▶
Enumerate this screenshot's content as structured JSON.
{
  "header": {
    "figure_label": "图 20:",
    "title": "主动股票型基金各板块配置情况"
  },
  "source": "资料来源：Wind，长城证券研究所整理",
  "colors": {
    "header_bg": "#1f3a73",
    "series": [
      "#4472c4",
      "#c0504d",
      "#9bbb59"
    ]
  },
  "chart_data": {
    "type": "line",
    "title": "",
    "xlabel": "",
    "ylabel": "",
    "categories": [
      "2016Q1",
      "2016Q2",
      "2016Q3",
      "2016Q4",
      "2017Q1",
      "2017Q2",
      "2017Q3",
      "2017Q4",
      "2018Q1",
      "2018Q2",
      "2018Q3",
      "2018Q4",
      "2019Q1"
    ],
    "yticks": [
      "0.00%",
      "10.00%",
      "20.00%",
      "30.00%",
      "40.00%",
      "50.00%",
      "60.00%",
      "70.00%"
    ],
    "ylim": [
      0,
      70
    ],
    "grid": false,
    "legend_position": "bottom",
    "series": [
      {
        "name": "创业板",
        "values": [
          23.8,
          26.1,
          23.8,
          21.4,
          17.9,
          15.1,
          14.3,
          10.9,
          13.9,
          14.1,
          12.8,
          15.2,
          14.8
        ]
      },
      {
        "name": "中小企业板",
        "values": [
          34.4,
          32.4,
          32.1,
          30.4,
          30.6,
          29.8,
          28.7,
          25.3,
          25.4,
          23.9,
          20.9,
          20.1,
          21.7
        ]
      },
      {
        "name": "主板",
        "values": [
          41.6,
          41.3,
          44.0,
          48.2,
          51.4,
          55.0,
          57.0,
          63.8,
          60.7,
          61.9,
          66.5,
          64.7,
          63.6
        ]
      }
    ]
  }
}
◀
_Stated task:_ Retype the material in full, character for character.

_Solution below:_
Enumerate this screenshot's content as structured JSON.
{
  "header": {
    "figure_label": "图 20:",
    "title": "主动股票型基金各板块配置情况"
  },
  "source": "资料来源：Wind，长城证券研究所整理",
  "colors": {
    "header_bg": "#1f3a73",
    "series": [
      "#4472c4",
      "#c0504d",
      "#9bbb59"
    ]
  },
  "chart_data": {
    "type": "line",
    "title": "",
    "xlabel": "",
    "ylabel": "",
    "categories": [
      "2016Q1",
      "2016Q2",
      "2016Q3",
      "2016Q4",
      "2017Q1",
      "2017Q2",
      "2017Q3",
      "2017Q4",
      "2018Q1",
      "2018Q2",
      "2018Q3",
      "2018Q4",
      "2019Q1"
    ],
    "yticks": [
      "0.00%",
      "10.00%",
      "20.00%",
      "30.00%",
      "40.00%",
      "50.00%",
      "60.00%",
      "70.00%"
    ],
    "ylim": [
      0,
      70
    ],
    "grid": false,
    "legend_position": "bottom",
    "series": [
      {
        "name": "创业板",
        "values": [
          23.8,
          26.1,
          23.8,
          21.4,
          17.9,
          15.1,
          14.3,
          10.9,
          13.9,
          14.1,
          12.8,
          15.2,
          14.8
        ]
      },
      {
        "name": "中小企业板",
        "values": [
          34.4,
          32.4,
          32.1,
          30.4,
          30.6,
          29.8,
          28.7,
          25.3,
          25.4,
          23.9,
          20.9,
          20.1,
          21.7
        ]
      },
      {
        "name": "主板",
        "values": [
          41.6,
          41.3,
          44.0,
          48.2,
          51.4,
          55.0,
          57.0,
          63.8,
          60.7,
          61.9,
          66.5,
          64.7,
          63.6
        ]
      }
    ]
  }
}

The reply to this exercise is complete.